▶ TASK INSTRUCTIONS:
Pull every line containing "segment" out of the material below.

▶ EXERCISE DATA:
--- Begin ---

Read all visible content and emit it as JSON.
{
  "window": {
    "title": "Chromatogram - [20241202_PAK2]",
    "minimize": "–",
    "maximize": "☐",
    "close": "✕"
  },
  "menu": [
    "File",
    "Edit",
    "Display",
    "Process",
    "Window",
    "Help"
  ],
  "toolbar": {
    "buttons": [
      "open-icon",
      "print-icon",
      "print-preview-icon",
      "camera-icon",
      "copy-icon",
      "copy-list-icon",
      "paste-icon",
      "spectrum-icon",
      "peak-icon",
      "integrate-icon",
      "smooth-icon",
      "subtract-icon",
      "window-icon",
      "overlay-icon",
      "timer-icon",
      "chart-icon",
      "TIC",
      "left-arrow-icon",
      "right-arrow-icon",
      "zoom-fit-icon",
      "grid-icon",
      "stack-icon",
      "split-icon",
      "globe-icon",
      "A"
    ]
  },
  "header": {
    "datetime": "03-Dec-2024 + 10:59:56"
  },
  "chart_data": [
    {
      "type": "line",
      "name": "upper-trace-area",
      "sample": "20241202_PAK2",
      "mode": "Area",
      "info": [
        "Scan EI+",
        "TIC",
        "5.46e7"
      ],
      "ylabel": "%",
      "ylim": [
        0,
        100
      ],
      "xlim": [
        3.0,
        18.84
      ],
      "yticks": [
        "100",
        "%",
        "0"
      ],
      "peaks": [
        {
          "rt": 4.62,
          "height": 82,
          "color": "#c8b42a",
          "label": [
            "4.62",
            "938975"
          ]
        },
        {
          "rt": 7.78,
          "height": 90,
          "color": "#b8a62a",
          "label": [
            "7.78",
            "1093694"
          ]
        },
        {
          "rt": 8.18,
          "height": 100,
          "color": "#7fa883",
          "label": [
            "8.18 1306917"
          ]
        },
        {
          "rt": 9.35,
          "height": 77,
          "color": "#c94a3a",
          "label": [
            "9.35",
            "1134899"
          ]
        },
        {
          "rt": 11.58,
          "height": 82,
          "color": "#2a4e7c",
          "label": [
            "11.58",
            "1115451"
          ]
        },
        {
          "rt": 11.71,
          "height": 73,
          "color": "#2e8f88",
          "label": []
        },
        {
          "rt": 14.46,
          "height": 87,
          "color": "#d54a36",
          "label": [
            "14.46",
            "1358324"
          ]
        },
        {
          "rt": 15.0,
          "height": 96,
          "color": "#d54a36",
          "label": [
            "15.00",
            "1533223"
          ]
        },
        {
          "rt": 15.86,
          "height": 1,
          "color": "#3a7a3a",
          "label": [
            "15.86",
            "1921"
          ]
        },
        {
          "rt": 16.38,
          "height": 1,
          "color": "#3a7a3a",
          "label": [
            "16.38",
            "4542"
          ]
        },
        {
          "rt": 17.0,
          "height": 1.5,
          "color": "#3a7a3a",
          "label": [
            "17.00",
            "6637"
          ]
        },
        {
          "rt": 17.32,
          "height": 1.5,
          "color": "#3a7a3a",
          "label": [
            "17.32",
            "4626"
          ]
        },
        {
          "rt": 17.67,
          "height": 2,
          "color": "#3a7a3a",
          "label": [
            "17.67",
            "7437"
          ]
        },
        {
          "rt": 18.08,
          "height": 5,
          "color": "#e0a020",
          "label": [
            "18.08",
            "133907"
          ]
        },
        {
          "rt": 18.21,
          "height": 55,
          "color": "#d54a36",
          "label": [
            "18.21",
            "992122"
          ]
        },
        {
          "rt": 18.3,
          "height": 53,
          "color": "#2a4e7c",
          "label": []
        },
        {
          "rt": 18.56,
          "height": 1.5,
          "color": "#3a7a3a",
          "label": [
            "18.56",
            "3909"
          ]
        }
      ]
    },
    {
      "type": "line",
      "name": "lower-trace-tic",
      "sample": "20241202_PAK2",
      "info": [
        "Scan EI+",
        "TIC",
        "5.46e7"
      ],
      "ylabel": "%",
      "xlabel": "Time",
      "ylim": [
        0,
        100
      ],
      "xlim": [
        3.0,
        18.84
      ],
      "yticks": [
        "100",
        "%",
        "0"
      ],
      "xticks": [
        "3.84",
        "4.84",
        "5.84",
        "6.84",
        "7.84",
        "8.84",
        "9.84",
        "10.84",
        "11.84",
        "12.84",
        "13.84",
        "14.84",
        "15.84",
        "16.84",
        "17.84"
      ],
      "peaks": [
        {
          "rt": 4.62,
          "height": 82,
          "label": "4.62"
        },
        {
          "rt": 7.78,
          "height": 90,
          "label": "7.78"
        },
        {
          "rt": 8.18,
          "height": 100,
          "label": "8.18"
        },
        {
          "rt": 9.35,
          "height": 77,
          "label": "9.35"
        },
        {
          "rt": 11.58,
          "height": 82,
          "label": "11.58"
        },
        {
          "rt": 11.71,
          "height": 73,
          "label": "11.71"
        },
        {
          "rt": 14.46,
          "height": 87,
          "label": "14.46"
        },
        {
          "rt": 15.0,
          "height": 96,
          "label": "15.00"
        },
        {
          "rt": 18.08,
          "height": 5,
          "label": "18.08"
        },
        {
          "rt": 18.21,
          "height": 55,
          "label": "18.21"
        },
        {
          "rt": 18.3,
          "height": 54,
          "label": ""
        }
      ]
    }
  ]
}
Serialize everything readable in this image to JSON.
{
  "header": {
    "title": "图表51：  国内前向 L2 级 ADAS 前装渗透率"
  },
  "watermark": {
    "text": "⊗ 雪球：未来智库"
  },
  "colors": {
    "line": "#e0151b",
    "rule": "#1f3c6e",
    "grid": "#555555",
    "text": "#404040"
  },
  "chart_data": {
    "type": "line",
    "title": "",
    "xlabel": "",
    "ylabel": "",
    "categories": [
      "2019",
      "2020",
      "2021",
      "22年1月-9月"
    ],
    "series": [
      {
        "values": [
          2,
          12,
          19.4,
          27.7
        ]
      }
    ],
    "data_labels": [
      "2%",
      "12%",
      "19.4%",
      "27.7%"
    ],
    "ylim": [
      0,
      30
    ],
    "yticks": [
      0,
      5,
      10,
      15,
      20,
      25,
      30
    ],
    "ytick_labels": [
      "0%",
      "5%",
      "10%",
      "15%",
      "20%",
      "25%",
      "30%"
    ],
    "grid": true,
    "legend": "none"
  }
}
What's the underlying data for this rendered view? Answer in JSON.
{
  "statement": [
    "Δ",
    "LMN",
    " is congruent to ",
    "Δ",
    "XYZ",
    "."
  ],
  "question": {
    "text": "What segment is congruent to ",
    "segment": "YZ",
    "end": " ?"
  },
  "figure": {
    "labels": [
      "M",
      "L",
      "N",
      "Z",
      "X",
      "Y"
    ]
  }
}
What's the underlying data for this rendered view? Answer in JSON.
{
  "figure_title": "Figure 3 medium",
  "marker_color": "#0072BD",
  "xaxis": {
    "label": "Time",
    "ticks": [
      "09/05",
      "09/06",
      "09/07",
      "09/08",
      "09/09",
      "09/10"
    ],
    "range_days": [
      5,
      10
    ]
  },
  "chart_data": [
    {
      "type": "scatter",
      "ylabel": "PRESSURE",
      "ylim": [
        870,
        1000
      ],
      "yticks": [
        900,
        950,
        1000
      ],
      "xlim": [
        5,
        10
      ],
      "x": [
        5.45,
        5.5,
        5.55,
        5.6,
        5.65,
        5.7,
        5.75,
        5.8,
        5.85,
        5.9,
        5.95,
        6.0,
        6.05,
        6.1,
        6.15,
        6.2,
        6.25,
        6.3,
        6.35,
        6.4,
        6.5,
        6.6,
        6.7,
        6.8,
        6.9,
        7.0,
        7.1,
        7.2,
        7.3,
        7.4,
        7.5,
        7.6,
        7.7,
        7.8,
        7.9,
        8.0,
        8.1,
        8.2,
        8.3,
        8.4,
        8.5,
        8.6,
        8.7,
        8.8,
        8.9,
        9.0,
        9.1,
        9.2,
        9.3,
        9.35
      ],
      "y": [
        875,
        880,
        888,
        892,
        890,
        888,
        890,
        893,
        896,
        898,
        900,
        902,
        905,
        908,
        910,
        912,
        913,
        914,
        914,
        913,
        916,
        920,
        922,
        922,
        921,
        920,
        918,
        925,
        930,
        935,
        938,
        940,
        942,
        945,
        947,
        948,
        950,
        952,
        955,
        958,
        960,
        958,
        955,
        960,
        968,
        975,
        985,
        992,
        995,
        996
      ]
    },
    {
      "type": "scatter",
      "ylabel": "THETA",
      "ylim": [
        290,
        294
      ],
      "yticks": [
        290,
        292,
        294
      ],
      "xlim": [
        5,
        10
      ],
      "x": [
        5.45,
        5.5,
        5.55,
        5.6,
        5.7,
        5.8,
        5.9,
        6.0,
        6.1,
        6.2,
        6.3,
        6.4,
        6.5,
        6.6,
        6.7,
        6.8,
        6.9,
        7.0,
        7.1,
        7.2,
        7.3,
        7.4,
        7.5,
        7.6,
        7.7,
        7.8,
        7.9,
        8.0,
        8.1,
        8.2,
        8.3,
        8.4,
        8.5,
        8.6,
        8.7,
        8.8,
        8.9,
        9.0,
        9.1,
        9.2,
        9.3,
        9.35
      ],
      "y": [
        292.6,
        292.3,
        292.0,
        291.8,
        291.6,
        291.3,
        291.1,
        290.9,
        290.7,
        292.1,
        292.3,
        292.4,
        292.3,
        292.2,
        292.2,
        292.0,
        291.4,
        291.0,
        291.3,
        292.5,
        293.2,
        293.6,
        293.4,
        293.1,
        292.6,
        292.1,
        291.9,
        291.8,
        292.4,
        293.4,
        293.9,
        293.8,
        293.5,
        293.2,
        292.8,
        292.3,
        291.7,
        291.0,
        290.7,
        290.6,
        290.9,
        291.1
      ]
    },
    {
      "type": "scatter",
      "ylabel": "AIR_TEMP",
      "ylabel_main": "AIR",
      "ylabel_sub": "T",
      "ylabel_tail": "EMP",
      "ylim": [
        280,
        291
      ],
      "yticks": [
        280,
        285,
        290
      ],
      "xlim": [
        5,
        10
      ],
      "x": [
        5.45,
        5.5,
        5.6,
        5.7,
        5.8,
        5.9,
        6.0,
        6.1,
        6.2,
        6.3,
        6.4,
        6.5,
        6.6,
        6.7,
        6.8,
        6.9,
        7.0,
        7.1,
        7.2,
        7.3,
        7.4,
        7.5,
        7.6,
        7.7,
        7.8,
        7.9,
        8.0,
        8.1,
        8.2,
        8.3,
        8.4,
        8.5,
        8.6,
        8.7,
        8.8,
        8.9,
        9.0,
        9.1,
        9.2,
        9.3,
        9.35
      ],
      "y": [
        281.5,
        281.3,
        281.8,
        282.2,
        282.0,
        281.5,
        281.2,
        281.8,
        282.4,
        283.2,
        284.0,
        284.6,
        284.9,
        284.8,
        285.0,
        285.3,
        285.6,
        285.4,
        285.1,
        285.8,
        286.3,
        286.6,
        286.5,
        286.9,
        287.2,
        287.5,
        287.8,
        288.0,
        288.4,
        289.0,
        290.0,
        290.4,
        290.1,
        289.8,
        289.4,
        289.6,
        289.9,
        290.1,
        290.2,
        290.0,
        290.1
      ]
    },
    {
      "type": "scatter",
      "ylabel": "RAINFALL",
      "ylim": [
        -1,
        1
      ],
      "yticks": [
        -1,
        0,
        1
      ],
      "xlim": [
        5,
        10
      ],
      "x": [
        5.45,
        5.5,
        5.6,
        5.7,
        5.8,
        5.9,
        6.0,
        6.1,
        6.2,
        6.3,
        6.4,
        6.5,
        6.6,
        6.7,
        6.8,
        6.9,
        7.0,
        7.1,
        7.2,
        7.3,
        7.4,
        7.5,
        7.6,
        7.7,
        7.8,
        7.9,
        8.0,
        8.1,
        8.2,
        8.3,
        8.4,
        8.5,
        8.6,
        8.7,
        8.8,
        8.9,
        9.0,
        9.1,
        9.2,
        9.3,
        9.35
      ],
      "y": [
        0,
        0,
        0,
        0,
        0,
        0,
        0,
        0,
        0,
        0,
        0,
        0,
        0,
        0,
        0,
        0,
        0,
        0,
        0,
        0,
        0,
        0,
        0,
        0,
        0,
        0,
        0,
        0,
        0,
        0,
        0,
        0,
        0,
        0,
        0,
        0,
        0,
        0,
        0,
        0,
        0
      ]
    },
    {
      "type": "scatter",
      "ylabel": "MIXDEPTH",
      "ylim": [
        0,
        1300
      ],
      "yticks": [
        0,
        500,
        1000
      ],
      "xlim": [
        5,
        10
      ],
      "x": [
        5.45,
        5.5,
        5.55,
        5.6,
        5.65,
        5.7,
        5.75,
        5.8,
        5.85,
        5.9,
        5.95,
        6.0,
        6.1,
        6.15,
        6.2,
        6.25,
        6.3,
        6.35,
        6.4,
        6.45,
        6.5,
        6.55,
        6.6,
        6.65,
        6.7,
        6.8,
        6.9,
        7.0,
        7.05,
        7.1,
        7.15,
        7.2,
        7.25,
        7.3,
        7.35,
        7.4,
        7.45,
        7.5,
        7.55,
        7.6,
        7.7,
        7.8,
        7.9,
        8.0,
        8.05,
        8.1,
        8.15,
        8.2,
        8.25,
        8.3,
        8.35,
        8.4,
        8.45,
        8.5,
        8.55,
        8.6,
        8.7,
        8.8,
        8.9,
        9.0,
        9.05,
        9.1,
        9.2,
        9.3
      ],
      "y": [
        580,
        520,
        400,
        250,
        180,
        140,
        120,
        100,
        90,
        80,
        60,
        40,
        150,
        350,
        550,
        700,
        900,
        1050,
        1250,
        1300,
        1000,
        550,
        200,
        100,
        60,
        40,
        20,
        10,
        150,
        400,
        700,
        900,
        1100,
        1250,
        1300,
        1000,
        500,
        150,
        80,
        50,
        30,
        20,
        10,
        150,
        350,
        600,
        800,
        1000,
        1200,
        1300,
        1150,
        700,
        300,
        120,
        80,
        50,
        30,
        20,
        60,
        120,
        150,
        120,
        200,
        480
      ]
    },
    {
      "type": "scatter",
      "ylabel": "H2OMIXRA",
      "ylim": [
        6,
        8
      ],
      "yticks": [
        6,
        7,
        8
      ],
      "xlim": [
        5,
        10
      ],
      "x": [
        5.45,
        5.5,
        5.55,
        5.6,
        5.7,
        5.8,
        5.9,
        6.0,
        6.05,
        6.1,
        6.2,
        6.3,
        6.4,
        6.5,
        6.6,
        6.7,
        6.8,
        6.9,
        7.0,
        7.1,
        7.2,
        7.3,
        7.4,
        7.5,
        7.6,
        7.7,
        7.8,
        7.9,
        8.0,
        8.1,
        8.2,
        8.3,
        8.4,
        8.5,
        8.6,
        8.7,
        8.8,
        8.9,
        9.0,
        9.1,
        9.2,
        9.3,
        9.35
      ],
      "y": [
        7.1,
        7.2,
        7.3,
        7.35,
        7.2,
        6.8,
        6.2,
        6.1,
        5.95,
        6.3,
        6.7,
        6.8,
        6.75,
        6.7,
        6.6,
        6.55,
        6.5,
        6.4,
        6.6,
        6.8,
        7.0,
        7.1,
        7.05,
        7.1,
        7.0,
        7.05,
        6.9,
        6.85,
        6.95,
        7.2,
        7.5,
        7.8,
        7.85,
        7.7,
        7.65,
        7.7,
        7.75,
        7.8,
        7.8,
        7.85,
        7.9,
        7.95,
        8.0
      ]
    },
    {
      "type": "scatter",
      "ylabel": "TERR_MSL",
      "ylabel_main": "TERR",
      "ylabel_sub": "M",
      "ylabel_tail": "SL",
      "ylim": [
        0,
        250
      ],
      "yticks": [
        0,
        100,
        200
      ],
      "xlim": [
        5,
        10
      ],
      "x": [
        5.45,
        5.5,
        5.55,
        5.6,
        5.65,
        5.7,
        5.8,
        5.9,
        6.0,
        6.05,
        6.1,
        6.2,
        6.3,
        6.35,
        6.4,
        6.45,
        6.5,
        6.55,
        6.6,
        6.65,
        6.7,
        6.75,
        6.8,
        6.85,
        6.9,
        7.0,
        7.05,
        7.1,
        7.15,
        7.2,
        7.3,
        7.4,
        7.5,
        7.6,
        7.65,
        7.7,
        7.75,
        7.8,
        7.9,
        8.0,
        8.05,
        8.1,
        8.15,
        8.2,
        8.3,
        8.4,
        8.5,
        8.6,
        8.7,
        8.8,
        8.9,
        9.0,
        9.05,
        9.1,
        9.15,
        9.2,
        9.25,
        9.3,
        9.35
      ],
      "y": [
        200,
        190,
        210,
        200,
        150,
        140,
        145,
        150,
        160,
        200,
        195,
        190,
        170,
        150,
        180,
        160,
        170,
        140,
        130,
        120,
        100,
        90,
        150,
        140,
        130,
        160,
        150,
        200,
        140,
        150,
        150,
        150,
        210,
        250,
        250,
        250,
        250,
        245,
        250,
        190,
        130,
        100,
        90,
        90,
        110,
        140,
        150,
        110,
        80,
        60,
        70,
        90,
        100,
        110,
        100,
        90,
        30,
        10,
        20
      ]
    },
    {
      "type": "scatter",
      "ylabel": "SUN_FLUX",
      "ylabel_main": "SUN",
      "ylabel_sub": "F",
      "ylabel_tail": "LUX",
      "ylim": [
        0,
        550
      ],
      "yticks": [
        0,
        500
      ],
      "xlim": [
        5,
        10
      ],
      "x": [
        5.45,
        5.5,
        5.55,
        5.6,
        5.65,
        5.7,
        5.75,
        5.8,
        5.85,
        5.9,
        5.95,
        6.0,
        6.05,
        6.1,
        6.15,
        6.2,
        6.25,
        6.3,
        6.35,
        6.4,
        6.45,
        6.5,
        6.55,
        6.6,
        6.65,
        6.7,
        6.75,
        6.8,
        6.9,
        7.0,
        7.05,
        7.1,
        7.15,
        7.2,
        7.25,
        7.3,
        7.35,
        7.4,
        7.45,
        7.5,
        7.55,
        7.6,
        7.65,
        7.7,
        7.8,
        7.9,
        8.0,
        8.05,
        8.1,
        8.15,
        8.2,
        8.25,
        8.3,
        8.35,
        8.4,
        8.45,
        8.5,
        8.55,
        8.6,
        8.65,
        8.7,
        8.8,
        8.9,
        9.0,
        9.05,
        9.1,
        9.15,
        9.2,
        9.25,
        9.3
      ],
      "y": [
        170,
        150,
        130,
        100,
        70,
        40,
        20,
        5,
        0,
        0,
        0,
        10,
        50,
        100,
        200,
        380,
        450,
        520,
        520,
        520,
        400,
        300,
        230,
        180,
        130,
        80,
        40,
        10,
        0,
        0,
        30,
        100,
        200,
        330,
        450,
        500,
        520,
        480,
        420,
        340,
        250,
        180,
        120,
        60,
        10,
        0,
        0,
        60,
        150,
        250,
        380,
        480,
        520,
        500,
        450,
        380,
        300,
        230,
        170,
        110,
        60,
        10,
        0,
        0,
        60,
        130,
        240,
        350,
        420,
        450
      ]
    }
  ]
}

--- End ---

▶ PROBLEM SOLUTION:
    "text": "What segment is congruent to ",
    "segment": "YZ",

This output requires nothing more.